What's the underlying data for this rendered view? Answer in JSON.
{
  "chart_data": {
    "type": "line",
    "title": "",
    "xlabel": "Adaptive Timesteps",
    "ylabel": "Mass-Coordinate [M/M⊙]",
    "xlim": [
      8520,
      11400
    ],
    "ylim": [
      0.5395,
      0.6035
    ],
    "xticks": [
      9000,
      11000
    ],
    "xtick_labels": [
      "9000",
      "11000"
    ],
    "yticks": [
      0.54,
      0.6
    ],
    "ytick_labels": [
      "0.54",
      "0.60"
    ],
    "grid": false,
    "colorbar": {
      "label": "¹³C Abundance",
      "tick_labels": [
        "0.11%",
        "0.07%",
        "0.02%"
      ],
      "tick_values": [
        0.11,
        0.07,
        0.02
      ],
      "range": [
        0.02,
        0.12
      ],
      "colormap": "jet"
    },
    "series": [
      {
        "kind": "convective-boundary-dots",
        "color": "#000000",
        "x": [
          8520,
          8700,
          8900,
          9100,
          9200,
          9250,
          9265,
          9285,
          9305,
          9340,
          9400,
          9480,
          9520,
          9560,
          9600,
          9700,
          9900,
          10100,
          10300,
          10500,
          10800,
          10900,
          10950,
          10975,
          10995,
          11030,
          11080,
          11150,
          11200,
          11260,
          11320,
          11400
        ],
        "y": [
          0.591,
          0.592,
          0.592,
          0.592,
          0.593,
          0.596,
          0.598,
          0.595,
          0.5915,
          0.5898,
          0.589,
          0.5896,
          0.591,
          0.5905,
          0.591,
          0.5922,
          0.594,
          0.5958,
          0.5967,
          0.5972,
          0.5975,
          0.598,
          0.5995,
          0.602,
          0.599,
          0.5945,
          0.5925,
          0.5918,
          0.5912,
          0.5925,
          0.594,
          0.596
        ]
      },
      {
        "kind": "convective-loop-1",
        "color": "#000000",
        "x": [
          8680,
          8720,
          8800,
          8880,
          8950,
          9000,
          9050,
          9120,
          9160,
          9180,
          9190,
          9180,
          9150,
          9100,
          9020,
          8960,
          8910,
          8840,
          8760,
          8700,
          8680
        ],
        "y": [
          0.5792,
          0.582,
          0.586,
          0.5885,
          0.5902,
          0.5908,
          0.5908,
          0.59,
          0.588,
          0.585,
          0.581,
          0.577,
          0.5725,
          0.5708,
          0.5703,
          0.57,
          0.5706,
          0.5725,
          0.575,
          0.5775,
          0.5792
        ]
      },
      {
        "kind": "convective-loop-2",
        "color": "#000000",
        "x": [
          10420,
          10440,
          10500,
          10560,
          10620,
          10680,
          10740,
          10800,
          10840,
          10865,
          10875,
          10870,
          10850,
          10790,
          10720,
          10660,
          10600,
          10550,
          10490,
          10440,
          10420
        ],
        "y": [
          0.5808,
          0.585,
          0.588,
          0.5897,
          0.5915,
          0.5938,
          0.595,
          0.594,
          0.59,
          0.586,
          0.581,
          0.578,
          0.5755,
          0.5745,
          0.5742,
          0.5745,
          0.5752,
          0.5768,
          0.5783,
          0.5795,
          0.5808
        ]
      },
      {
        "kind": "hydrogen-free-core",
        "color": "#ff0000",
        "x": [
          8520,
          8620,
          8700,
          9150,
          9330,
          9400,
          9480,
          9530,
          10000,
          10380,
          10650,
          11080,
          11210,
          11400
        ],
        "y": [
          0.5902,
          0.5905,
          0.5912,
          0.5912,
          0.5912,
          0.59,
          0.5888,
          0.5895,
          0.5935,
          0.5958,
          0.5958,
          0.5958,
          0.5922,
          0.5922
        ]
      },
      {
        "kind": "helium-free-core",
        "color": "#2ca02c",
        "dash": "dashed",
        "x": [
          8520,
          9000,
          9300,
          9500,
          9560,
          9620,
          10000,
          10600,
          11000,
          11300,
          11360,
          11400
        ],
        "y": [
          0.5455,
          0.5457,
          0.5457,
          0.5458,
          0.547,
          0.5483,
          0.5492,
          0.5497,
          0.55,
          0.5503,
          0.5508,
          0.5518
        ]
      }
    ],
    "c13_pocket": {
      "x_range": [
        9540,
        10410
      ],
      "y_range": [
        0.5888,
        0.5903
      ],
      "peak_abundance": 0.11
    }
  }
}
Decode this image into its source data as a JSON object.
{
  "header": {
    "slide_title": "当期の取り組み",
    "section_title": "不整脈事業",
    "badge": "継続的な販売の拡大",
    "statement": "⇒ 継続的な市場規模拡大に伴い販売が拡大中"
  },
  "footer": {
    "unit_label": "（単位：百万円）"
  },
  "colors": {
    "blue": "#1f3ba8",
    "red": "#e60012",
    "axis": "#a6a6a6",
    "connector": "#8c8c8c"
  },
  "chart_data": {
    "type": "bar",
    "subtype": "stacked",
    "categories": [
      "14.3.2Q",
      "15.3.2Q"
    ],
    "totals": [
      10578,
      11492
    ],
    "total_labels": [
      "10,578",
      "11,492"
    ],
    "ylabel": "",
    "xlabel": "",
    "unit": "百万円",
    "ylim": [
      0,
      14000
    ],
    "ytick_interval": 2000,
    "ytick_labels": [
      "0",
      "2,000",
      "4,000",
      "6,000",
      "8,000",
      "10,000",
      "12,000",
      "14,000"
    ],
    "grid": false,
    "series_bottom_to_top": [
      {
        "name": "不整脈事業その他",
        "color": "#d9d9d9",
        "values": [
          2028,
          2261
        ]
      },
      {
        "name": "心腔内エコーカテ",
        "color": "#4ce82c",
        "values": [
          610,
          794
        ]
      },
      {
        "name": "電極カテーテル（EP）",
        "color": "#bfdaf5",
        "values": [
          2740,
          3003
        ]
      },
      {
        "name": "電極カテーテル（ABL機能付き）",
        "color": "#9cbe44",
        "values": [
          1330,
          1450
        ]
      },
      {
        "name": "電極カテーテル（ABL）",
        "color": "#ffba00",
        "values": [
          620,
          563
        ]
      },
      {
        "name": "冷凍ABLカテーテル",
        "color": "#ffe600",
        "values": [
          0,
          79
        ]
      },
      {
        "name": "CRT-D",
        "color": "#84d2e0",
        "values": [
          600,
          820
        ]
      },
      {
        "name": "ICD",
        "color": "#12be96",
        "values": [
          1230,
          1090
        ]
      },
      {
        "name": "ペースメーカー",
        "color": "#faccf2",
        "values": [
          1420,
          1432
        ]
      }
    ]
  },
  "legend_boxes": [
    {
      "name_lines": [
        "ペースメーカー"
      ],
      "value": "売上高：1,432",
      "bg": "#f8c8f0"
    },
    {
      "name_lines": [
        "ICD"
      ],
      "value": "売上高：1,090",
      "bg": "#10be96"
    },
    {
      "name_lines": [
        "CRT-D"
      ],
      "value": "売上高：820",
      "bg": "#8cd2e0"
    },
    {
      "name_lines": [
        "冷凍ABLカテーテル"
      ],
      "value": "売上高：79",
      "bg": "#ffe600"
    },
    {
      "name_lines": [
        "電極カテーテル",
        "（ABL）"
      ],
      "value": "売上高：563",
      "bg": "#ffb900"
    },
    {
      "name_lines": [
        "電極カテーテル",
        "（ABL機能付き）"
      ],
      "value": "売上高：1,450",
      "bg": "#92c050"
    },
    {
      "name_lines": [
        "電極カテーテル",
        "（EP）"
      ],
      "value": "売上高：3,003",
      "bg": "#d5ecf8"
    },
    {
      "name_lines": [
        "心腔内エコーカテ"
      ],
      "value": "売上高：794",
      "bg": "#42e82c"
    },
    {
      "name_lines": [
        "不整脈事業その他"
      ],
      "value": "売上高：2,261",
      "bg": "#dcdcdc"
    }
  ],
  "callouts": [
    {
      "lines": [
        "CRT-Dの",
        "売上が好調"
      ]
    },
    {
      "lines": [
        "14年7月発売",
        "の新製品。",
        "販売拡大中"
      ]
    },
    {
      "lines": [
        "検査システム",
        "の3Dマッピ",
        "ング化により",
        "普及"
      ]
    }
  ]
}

▶ TASK OBJECTIVE
Count every line in the data where the string "loop" occurs. Give nothing except the number.

▶ RESULT
2